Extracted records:
● ● ● ● ●
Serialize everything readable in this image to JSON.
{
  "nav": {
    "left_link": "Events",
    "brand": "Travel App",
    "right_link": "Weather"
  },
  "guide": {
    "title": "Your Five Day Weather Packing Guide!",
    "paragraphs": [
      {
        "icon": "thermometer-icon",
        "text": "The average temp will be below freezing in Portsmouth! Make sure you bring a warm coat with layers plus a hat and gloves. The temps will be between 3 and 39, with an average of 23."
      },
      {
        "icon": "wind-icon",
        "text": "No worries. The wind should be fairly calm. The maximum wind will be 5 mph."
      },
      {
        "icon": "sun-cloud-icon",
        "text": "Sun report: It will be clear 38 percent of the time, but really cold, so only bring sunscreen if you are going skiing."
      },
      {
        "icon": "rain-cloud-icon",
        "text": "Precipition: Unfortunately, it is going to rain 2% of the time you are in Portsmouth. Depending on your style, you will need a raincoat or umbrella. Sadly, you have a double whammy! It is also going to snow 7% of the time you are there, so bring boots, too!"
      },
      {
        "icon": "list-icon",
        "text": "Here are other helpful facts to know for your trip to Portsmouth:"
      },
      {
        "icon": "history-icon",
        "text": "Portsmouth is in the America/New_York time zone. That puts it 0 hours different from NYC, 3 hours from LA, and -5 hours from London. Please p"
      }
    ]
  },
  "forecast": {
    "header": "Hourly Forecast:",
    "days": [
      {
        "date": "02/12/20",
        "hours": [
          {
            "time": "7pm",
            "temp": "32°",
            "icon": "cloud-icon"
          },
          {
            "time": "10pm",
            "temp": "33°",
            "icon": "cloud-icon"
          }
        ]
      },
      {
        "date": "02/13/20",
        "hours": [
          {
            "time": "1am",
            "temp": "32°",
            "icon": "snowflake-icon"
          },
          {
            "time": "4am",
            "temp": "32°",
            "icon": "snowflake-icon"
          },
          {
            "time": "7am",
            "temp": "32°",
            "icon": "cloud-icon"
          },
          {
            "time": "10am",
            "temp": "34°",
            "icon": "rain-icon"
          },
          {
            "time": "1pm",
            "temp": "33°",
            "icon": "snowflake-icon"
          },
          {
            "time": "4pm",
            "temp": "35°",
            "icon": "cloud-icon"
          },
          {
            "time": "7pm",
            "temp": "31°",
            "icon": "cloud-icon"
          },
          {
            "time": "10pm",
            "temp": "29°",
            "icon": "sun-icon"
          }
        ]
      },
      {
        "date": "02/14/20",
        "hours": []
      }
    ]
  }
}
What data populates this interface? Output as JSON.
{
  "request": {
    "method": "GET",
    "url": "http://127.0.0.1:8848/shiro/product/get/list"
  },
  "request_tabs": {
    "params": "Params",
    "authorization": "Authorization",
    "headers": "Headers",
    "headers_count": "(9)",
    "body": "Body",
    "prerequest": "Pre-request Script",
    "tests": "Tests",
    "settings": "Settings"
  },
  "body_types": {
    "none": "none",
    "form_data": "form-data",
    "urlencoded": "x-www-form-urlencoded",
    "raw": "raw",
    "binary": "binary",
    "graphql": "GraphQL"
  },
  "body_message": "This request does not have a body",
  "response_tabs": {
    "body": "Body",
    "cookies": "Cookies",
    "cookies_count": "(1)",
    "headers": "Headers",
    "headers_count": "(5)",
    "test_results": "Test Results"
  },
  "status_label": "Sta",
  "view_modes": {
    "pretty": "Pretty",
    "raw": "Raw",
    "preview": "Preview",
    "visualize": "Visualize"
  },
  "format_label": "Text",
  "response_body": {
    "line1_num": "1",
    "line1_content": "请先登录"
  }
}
● ● ● ● ●
*SET PROBLEM*. Exact copies of all the records are required.

*RESULT*.
Serialize everything readable in this image to JSON.
{
  "nav": {
    "left_link": "Events",
    "brand": "Travel App",
    "right_link": "Weather"
  },
  "guide": {
    "title": "Your Five Day Weather Packing Guide!",
    "paragraphs": [
      {
        "icon": "thermometer-icon",
        "text": "The average temp will be below freezing in Portsmouth! Make sure you bring a warm coat with layers plus a hat and gloves. The temps will be between 3 and 39, with an average of 23."
      },
      {
        "icon": "wind-icon",
        "text": "No worries. The wind should be fairly calm. The maximum wind will be 5 mph."
      },
      {
        "icon": "sun-cloud-icon",
        "text": "Sun report: It will be clear 38 percent of the time, but really cold, so only bring sunscreen if you are going skiing."
      },
      {
        "icon": "rain-cloud-icon",
        "text": "Precipition: Unfortunately, it is going to rain 2% of the time you are in Portsmouth. Depending on your style, you will need a raincoat or umbrella. Sadly, you have a double whammy! It is also going to snow 7% of the time you are there, so bring boots, too!"
      },
      {
        "icon": "list-icon",
        "text": "Here are other helpful facts to know for your trip to Portsmouth:"
      },
      {
        "icon": "history-icon",
        "text": "Portsmouth is in the America/New_York time zone. That puts it 0 hours different from NYC, 3 hours from LA, and -5 hours from London. Please p"
      }
    ]
  },
  "forecast": {
    "header": "Hourly Forecast:",
    "days": [
      {
        "date": "02/12/20",
        "hours": [
          {
            "time": "7pm",
            "temp": "32°",
            "icon": "cloud-icon"
          },
          {
            "time": "10pm",
            "temp": "33°",
            "icon": "cloud-icon"
          }
        ]
      },
      {
        "date": "02/13/20",
        "hours": [
          {
            "time": "1am",
            "temp": "32°",
            "icon": "snowflake-icon"
          },
          {
            "time": "4am",
            "temp": "32°",
            "icon": "snowflake-icon"
          },
          {
            "time": "7am",
            "temp": "32°",
            "icon": "cloud-icon"
          },
          {
            "time": "10am",
            "temp": "34°",
            "icon": "rain-icon"
          },
          {
            "time": "1pm",
            "temp": "33°",
            "icon": "snowflake-icon"
          },
          {
            "time": "4pm",
            "temp": "35°",
            "icon": "cloud-icon"
          },
          {
            "time": "7pm",
            "temp": "31°",
            "icon": "cloud-icon"
          },
          {
            "time": "10pm",
            "temp": "29°",
            "icon": "sun-icon"
          }
        ]
      },
      {
        "date": "02/14/20",
        "hours": []
      }
    ]
  }
}
What data populates this interface? Output as JSON.
{
  "request": {
    "method": "GET",
    "url": "http://127.0.0.1:8848/shiro/product/get/list"
  },
  "request_tabs": {
    "params": "Params",
    "authorization": "Authorization",
    "headers": "Headers",
    "headers_count": "(9)",
    "body": "Body",
    "prerequest": "Pre-request Script",
    "tests": "Tests",
    "settings": "Settings"
  },
  "body_types": {
    "none": "none",
    "form_data": "form-data",
    "urlencoded": "x-www-form-urlencoded",
    "raw": "raw",
    "binary": "binary",
    "graphql": "GraphQL"
  },
  "body_message": "This request does not have a body",
  "response_tabs": {
    "body": "Body",
    "cookies": "Cookies",
    "cookies_count": "(1)",
    "headers": "Headers",
    "headers_count": "(5)",
    "test_results": "Test Results"
  },
  "status_label": "Sta",
  "view_modes": {
    "pretty": "Pretty",
    "raw": "Raw",
    "preview": "Preview",
    "visualize": "Visualize"
  },
  "format_label": "Text",
  "response_body": {
    "line1_num": "1",
    "line1_content": "请先登录"
  }
}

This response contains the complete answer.